■ What is required: Output all lines exactly.

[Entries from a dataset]

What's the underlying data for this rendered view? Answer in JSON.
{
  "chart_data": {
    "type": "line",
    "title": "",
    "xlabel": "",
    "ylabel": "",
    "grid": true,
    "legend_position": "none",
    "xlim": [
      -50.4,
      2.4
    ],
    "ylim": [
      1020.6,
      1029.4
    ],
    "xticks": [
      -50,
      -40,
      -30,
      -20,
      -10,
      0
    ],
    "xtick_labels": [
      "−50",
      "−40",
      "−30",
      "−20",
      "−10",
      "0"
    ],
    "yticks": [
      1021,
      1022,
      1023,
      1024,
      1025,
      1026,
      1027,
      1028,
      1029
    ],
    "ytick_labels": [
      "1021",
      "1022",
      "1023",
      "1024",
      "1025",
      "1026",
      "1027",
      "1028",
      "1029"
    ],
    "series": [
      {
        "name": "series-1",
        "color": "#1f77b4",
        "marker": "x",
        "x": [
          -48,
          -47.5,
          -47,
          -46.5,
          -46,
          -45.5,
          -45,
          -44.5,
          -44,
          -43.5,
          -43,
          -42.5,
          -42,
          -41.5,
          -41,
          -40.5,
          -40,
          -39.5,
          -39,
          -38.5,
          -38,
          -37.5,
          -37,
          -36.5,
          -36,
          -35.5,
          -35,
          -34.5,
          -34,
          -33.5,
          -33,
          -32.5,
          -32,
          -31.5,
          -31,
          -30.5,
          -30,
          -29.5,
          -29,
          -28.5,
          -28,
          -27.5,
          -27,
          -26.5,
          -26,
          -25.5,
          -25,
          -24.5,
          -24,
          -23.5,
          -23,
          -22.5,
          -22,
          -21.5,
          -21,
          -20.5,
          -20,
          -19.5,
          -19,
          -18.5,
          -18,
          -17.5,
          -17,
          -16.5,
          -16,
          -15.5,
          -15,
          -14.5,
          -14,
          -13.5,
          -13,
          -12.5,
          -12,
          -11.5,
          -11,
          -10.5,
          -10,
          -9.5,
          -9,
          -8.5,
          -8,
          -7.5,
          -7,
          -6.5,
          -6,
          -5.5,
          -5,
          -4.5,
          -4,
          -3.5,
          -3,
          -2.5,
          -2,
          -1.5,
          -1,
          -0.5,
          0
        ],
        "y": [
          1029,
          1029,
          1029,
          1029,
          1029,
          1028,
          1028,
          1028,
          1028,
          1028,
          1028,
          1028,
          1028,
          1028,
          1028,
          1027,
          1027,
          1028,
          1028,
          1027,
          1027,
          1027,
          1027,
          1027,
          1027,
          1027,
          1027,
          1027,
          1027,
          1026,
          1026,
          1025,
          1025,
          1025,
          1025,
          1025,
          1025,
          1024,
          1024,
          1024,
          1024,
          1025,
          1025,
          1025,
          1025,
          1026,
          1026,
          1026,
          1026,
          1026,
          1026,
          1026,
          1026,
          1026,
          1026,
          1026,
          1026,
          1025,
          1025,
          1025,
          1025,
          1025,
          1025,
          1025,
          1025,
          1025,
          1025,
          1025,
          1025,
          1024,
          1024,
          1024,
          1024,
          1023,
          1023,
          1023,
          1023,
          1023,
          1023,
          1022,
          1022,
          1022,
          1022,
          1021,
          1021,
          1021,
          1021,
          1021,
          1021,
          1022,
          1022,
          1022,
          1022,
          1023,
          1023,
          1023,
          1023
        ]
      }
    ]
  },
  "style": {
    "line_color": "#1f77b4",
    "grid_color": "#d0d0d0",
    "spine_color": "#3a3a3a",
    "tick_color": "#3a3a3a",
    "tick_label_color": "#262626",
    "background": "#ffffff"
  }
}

■ Finished task:
What's the underlying data for this rendered view? Answer in JSON.
{
  "chart_data": {
    "type": "line",
    "title": "",
    "xlabel": "",
    "ylabel": "",
    "grid": true,
    "legend_position": "none",
    "xlim": [
      -50.4,
      2.4
    ],
    "ylim": [
      1020.6,
      1029.4
    ],
    "xticks": [
      -50,
      -40,
      -30,
      -20,
      -10,
      0
    ],
    "xtick_labels": [
      "−50",
      "−40",
      "−30",
      "−20",
      "−10",
      "0"
    ],
    "yticks": [
      1021,
      1022,
      1023,
      1024,
      1025,
      1026,
      1027,
      1028,
      1029
    ],
    "ytick_labels": [
      "1021",
      "1022",
      "1023",
      "1024",
      "1025",
      "1026",
      "1027",
      "1028",
      "1029"
    ],
    "series": [
      {
        "name": "series-1",
        "color": "#1f77b4",
        "marker": "x",
        "x": [
          -48,
          -47.5,
          -47,
          -46.5,
          -46,
          -45.5,
          -45,
          -44.5,
          -44,
          -43.5,
          -43,
          -42.5,
          -42,
          -41.5,
          -41,
          -40.5,
          -40,
          -39.5,
          -39,
          -38.5,
          -38,
          -37.5,
          -37,
          -36.5,
          -36,
          -35.5,
          -35,
          -34.5,
          -34,
          -33.5,
          -33,
          -32.5,
          -32,
          -31.5,
          -31,
          -30.5,
          -30,
          -29.5,
          -29,
          -28.5,
          -28,
          -27.5,
          -27,
          -26.5,
          -26,
          -25.5,
          -25,
          -24.5,
          -24,
          -23.5,
          -23,
          -22.5,
          -22,
          -21.5,
          -21,
          -20.5,
          -20,
          -19.5,
          -19,
          -18.5,
          -18,
          -17.5,
          -17,
          -16.5,
          -16,
          -15.5,
          -15,
          -14.5,
          -14,
          -13.5,
          -13,
          -12.5,
          -12,
          -11.5,
          -11,
          -10.5,
          -10,
          -9.5,
          -9,
          -8.5,
          -8,
          -7.5,
          -7,
          -6.5,
          -6,
          -5.5,
          -5,
          -4.5,
          -4,
          -3.5,
          -3,
          -2.5,
          -2,
          -1.5,
          -1,
          -0.5,
          0
        ],
        "y": [
          1029,
          1029,
          1029,
          1029,
          1029,
          1028,
          1028,
          1028,
          1028,
          1028,
          1028,
          1028,
          1028,
          1028,
          1028,
          1027,
          1027,
          1028,
          1028,
          1027,
          1027,
          1027,
          1027,
          1027,
          1027,
          1027,
          1027,
          1027,
          1027,
          1026,
          1026,
          1025,
          1025,
          1025,
          1025,
          1025,
          1025,
          1024,
          1024,
          1024,
          1024,
          1025,
          1025,
          1025,
          1025,
          1026,
          1026,
          1026,
          1026,
          1026,
          1026,
          1026,
          1026,
          1026,
          1026,
          1026,
          1026,
          1025,
          1025,
          1025,
          1025,
          1025,
          1025,
          1025,
          1025,
          1025,
          1025,
          1025,
          1025,
          1024,
          1024,
          1024,
          1024,
          1023,
          1023,
          1023,
          1023,
          1023,
          1023,
          1022,
          1022,
          1022,
          1022,
          1021,
          1021,
          1021,
          1021,
          1021,
          1021,
          1022,
          1022,
          1022,
          1022,
          1023,
          1023,
          1023,
          1023
        ]
      }
    ]
  },
  "style": {
    "line_color": "#1f77b4",
    "grid_color": "#d0d0d0",
    "spine_color": "#3a3a3a",
    "tick_color": "#3a3a3a",
    "tick_label_color": "#262626",
    "background": "#ffffff"
  }
}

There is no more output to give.